In the datanodes logs file I see this:

 

2017-02-15 12:54:06,674 INFO org.apache.hadoop.ipc.Server: IPC Server Responder: starting
2017-02-15 12:54:06,674 INFO org.apache.hadoop.ipc.Server: IPC Server listener on 50020: starting
2017-02-15 12:54:07,783 INFO org.apache.hadoop.ipc.Client: Retrying connect to server: hadoop-masternode01.example.net/10.10.10.206:8022. Already tried 0 time(s); retry policy is RetryUpToMaximumCountWithFixedSleep(maxRetries=10, sleepTime=1000 MILLISECONDS)
2017-02-15 12:54:07,783 INFO org.apache.hadoop.ipc.Client: Retrying connect to server: hadoop-masternode02.example.net/10.10.10.207:8022. Already tried 0 time(s); retry policy is RetryUpToMaximumCountWithFixedSleep(maxRetries=10, sleepTime=1000 MILLISECONDS)
+ + + + + + +
■ Your objective
Continue the Hadoop DataNode log passage, beginning immediately after its final line.

■ Entries provided
+ + + + + + +
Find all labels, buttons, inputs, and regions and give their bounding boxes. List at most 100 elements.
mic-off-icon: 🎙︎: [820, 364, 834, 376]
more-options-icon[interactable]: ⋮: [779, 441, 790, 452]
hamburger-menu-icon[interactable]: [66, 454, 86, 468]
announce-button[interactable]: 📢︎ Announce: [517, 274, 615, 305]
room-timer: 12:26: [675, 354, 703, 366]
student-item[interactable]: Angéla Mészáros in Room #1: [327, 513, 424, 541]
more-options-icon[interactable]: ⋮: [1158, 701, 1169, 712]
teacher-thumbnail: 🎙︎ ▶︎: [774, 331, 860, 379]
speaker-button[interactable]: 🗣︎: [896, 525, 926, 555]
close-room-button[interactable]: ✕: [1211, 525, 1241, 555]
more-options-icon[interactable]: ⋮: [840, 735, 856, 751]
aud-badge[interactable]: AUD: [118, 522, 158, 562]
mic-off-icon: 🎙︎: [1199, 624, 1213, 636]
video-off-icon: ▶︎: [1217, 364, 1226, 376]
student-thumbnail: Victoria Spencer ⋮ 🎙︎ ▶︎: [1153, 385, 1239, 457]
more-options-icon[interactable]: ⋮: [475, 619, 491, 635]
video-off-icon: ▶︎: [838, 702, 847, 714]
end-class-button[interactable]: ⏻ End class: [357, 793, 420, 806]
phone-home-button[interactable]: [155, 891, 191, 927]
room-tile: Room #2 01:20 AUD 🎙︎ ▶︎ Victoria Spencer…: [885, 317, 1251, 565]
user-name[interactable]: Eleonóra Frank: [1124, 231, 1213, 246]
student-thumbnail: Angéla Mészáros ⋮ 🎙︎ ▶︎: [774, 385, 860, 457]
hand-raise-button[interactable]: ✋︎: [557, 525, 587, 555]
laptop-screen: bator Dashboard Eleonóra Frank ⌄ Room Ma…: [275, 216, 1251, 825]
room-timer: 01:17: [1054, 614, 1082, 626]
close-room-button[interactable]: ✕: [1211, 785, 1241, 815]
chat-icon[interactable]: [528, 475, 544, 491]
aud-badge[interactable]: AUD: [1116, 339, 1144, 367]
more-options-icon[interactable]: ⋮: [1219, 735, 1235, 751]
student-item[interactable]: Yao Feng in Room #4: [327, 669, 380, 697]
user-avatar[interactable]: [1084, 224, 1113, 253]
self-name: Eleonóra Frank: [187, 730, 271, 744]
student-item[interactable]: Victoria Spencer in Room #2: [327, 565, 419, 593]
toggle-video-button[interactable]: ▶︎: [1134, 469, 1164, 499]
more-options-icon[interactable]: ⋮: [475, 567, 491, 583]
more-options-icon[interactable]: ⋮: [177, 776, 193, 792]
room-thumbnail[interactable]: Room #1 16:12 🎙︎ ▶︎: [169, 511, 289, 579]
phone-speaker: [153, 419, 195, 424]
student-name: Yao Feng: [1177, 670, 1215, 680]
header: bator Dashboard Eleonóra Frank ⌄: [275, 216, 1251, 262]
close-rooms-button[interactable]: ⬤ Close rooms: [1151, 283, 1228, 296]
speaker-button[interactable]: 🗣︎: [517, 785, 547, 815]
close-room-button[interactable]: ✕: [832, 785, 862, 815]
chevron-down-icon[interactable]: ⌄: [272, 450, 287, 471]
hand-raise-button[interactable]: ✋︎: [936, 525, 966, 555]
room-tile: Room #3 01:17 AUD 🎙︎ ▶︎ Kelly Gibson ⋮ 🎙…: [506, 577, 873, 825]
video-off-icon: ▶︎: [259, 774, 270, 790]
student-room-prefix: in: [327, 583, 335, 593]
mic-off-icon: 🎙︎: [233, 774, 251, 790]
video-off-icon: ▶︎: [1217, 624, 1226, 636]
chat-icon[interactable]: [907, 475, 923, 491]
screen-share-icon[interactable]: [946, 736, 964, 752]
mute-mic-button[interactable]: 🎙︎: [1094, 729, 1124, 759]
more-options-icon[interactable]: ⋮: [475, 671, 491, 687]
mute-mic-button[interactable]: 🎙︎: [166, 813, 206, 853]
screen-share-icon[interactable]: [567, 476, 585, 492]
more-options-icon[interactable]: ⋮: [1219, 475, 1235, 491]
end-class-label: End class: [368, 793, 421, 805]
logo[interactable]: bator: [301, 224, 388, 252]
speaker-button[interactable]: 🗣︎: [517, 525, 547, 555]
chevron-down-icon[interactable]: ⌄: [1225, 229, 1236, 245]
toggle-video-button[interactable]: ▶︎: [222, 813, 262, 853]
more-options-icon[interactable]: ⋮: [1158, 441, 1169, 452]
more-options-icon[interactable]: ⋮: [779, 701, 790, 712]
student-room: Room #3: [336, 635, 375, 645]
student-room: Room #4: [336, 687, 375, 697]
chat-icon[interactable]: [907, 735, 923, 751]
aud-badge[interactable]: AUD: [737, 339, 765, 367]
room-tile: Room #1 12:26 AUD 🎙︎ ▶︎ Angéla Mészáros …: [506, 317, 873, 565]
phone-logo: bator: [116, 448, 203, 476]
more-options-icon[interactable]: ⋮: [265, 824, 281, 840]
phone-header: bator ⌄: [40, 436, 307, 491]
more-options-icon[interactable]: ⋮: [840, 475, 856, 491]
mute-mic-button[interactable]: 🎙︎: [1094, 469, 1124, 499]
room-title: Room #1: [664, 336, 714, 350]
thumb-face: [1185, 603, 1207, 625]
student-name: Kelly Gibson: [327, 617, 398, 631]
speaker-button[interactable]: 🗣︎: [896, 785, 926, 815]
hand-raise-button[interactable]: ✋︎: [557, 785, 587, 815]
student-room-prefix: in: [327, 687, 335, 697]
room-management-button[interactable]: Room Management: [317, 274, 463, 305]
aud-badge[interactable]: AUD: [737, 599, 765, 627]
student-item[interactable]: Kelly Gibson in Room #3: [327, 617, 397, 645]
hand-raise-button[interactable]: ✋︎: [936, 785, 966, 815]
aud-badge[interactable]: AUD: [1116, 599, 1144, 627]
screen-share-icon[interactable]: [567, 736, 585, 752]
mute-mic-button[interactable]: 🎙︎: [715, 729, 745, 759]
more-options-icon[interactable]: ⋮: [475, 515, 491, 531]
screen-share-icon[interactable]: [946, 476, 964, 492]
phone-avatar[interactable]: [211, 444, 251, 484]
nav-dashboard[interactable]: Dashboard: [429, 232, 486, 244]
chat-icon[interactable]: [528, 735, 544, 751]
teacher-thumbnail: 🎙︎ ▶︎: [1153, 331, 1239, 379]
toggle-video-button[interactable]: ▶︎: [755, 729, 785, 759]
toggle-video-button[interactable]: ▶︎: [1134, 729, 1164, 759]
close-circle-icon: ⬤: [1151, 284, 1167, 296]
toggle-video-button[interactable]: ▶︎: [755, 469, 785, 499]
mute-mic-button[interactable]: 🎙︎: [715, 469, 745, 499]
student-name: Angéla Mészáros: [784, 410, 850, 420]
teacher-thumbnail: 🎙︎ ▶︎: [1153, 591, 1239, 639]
+ + + + + + +
■ Expected output
2017-02-15 12:54:08,784 INFO org.apache.hadoop.ipc.Client: Retrying connect to server: hadoop-masternode02.example.net/10.10.10.207:8022. Already tried 1 time(s); retry policy is RetryUpToMaximumCountWithFixedSleep(maxRetries=10, sleepTime=1000 MILLISECONDS)
2017-02-15 12:54:08,784 INFO org.apache.hadoop.ipc.Client: Retrying connect to server: hadoop-masternode01.example.net/10.10.10.206:8022. Already tried 1 time(s); retry policy is RetryUpToMaximumCountWithFixedSleep(maxRetries=10, sleepTime=1000 MILLISECONDS)
2017-02-15 12:54:09,786 INFO org.apache.hadoop.ipc.Client: Retrying connect to server: hadoop-masternode01.example.net/10.10.10.206:8022. Already tried 2 time(s); retry policy is RetryUpToMaximumCountWithFixedSleep(maxRetries=10, sleepTime=1000 MILLISECONDS)
2017-02-15 12:54:09,786 INFO org.apache.hadoop.ipc.Client: Retrying connect to server: hadoop-masternode02.example.net/10.10.10.207:8022. Already tried 2 time(s); retry policy is RetryUpToMaximumCountWithFixedSleep(maxRetries=10, sleepTime=1000 MILLISECONDS)
2017-02-15 12:54:10,305 INFO org.apache.hadoop.hdfs.server.common.Storage: Using 6 threads to upgrade data directories (dfs.datanode.parallel.volumes.load.threads.num=6, dataDirs=6)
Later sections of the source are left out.